- **What is asked**:
Go through the listing below and gather every line with the word "time".

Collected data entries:
>> BEGIN

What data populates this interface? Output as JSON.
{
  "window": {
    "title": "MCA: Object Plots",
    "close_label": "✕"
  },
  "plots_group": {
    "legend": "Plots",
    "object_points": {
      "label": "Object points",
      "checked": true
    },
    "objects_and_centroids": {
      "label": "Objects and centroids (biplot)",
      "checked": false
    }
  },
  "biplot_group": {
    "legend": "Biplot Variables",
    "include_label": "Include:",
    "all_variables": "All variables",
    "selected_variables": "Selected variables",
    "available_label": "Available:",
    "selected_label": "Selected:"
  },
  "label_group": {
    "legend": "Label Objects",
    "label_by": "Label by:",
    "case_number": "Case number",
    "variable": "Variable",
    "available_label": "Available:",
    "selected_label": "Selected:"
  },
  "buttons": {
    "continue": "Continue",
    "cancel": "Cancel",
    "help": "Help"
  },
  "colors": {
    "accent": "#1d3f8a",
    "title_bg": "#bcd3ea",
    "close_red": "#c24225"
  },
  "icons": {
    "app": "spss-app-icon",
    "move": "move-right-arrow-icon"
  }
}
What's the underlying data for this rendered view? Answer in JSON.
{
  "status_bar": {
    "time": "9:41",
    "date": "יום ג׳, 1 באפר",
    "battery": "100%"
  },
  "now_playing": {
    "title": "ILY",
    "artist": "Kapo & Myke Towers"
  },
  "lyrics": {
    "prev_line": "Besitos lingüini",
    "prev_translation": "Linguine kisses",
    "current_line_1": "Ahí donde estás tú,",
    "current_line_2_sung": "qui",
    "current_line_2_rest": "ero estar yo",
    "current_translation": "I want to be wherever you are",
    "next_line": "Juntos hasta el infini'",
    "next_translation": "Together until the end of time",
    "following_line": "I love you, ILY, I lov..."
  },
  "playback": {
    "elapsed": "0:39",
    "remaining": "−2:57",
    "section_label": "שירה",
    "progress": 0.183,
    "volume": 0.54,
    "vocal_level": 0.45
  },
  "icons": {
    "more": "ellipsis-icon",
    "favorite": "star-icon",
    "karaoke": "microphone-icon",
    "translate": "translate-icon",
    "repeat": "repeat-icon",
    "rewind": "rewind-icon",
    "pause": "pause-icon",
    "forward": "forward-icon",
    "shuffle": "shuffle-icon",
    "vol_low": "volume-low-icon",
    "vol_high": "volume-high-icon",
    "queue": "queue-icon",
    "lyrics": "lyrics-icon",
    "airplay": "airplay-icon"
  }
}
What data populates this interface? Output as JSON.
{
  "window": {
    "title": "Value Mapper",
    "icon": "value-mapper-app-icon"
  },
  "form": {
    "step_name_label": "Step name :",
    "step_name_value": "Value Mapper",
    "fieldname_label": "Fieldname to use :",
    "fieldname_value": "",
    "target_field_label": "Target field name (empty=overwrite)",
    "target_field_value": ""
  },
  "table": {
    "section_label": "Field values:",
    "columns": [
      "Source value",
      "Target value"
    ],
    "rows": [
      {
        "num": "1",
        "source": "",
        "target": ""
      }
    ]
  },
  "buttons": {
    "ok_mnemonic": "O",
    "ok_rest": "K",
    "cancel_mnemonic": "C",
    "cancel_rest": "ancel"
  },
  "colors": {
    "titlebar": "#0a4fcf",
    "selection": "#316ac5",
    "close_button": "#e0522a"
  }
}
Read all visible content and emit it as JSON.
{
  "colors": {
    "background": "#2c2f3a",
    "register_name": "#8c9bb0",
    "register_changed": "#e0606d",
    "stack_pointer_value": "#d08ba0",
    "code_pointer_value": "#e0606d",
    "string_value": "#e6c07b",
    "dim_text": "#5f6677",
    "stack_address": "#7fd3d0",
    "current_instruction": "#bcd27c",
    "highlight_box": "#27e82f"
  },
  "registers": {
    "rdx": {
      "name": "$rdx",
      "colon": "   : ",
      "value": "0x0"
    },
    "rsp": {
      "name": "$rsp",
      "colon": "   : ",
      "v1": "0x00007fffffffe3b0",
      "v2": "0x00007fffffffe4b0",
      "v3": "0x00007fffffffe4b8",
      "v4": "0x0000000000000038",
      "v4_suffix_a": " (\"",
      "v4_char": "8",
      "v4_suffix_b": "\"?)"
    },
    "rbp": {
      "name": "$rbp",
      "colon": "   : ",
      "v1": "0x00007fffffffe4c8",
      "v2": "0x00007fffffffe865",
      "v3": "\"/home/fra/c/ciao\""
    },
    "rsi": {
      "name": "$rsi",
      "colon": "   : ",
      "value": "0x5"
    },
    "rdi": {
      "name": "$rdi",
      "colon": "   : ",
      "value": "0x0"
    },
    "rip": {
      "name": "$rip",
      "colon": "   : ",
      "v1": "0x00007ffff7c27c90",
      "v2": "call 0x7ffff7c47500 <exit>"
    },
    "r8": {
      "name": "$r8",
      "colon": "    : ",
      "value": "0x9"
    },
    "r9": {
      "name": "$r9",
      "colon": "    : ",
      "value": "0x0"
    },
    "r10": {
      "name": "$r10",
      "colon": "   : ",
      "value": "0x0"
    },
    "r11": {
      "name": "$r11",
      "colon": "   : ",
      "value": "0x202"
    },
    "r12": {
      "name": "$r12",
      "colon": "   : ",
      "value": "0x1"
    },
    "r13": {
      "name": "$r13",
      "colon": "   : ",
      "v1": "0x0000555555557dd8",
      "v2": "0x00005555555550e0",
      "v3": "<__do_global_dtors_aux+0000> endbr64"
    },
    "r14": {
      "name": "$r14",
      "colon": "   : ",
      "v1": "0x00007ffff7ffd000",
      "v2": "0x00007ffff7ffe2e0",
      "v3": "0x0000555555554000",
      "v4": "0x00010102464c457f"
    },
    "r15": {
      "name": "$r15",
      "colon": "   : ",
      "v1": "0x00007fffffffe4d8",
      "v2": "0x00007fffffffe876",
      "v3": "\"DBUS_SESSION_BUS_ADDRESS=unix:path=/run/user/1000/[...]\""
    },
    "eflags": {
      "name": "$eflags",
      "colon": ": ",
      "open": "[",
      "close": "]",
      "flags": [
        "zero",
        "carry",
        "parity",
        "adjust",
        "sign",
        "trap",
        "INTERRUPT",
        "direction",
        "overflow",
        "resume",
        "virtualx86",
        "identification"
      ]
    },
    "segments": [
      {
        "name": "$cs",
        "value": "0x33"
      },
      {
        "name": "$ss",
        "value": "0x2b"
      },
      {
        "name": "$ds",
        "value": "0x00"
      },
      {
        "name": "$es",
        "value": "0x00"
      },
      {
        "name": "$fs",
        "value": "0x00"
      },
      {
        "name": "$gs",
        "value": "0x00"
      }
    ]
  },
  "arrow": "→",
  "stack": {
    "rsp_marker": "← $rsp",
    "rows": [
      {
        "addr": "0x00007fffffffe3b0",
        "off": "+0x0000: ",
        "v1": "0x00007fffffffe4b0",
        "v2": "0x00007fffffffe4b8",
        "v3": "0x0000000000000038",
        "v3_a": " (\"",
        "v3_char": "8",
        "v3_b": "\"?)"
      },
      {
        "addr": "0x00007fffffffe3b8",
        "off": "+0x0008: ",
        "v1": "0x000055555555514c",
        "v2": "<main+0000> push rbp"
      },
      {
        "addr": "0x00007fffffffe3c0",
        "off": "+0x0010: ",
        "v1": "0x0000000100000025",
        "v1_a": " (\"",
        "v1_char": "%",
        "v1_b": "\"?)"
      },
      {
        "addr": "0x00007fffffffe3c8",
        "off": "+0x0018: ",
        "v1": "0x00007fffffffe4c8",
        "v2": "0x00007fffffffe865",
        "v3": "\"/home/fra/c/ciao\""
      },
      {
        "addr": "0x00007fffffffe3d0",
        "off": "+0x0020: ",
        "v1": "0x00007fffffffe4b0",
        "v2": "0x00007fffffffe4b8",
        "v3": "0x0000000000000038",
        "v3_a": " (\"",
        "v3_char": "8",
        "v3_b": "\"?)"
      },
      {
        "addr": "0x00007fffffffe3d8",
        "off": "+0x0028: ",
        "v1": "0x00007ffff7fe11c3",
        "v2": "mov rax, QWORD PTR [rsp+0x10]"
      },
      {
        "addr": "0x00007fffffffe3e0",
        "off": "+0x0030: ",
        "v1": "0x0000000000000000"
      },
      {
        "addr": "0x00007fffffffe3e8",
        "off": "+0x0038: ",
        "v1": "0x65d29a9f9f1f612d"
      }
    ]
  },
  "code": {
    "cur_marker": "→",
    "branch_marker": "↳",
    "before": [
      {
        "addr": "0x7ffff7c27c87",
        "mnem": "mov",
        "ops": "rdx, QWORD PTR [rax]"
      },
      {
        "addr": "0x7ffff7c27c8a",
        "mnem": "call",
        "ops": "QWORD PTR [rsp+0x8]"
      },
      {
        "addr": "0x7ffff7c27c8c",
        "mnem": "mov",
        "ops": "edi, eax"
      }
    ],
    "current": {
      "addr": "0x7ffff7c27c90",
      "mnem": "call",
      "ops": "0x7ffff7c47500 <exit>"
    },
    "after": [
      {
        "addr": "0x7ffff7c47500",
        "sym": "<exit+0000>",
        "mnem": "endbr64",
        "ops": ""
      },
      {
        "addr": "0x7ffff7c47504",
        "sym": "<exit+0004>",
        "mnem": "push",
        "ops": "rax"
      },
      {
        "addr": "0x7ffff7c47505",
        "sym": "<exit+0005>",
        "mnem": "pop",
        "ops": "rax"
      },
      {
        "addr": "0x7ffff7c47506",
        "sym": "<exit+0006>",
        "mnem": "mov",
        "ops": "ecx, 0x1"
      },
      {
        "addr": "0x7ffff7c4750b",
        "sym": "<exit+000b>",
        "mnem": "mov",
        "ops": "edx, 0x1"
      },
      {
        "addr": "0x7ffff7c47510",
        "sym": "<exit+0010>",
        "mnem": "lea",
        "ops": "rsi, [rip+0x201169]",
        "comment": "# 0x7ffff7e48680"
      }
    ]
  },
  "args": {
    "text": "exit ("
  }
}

>> END

- **Task answer**:
    "time": "9:41",
    "next_translation": "Together until the end of time",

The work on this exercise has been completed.